Please give every line of the rows below as a numbered list, leaving out blank lines and pictures.

--- Start PROVIDED DATA ---

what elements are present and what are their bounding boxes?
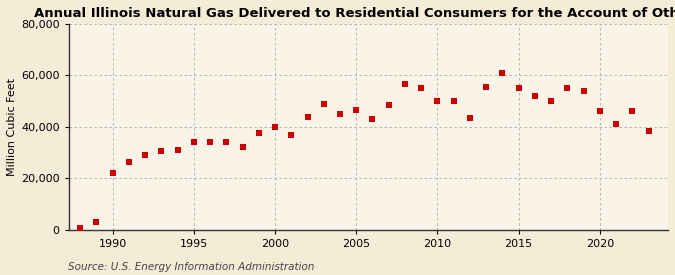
Point xyxy=(481,85,491,89)
Point xyxy=(156,149,167,153)
Point xyxy=(172,148,183,152)
Point xyxy=(578,89,589,93)
Point xyxy=(627,109,638,114)
Point xyxy=(124,160,134,164)
Point xyxy=(269,125,280,129)
Point xyxy=(383,103,394,107)
Point xyxy=(188,140,199,144)
Point xyxy=(562,86,573,90)
Point xyxy=(351,108,362,112)
Point xyxy=(497,71,508,75)
Point xyxy=(205,140,215,144)
Point xyxy=(335,112,346,116)
Point xyxy=(513,86,524,90)
Point xyxy=(253,131,264,136)
Point xyxy=(448,99,459,103)
Point xyxy=(416,86,427,90)
Point xyxy=(611,122,622,127)
Point xyxy=(302,114,313,119)
Point xyxy=(432,99,443,103)
Text: Source: U.S. Energy Information Administration: Source: U.S. Energy Information Administ… xyxy=(68,262,314,272)
Point xyxy=(319,101,329,106)
Point xyxy=(140,153,151,157)
Point xyxy=(286,132,297,137)
Y-axis label: Million Cubic Feet: Million Cubic Feet xyxy=(7,78,17,176)
Point xyxy=(464,116,475,120)
Point xyxy=(75,226,86,231)
Point xyxy=(545,99,556,103)
Point xyxy=(595,109,605,114)
Point xyxy=(400,82,410,87)
Title: Annual Illinois Natural Gas Delivered to Residential Consumers for the Account o: Annual Illinois Natural Gas Delivered to… xyxy=(34,7,675,20)
Point xyxy=(221,140,232,144)
Point xyxy=(107,171,118,175)
Point xyxy=(367,117,378,121)
Point xyxy=(91,219,102,224)
Point xyxy=(643,128,654,133)
Point xyxy=(237,145,248,150)
Point xyxy=(529,94,540,98)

--- End PROVIDED DATA ---

_EXPECTED ANSWER_
1. what elements are present and what are their bounding boxes?
2. Point xyxy=(481,85,491,89)
3. Point xyxy=(156,149,167,153)
4. Point xyxy=(172,148,183,152)
5. Point xyxy=(578,89,589,93)
6. Point xyxy=(627,109,638,114)
7. Point xyxy=(124,160,134,164)
8. Point xyxy=(269,125,280,129)
9. Point xyxy=(383,103,394,107)
10. Point xyxy=(188,140,199,144)
11. Point xyxy=(562,86,573,90)
12. Point xyxy=(351,108,362,112)
13. Point xyxy=(497,71,508,75)
14. Point xyxy=(205,140,215,144)
15. Point xyxy=(335,112,346,116)
16. Point xyxy=(513,86,524,90)
17. Point xyxy=(253,131,264,136)
18. Point xyxy=(448,99,459,103)
19. Point xyxy=(416,86,427,90)
20. Point xyxy=(611,122,622,127)
21. Point xyxy=(302,114,313,119)
22. Point xyxy=(432,99,443,103)
23. Text: Source: U.S. Energy Information Administration: Source: U.S. Energy Information Administ… xyxy=(68,262,314,272)
24. Point xyxy=(319,101,329,106)
25. Point xyxy=(140,153,151,157)
26. Point xyxy=(286,132,297,137)
27. Y-axis label: Million Cubic Feet: Million Cubic Feet xyxy=(7,78,17,176)
28. Point xyxy=(464,116,475,120)
29. Point xyxy=(75,226,86,231)
30. Point xyxy=(545,99,556,103)
31. Point xyxy=(595,109,605,114)
32. Point xyxy=(400,82,410,87)
33. Title: Annual Illinois Natural Gas Delivered to Residential Consumers for the Account o: Annual Illinois Natural Gas Delivered to… xyxy=(34,7,675,20)
34. Point xyxy=(221,140,232,144)
35. Point xyxy=(107,171,118,175)
36. Point xyxy=(367,117,378,121)
37. Point xyxy=(91,219,102,224)
38. Point xyxy=(643,128,654,133)
39. Point xyxy=(237,145,248,150)
40. Point xyxy=(529,94,540,98)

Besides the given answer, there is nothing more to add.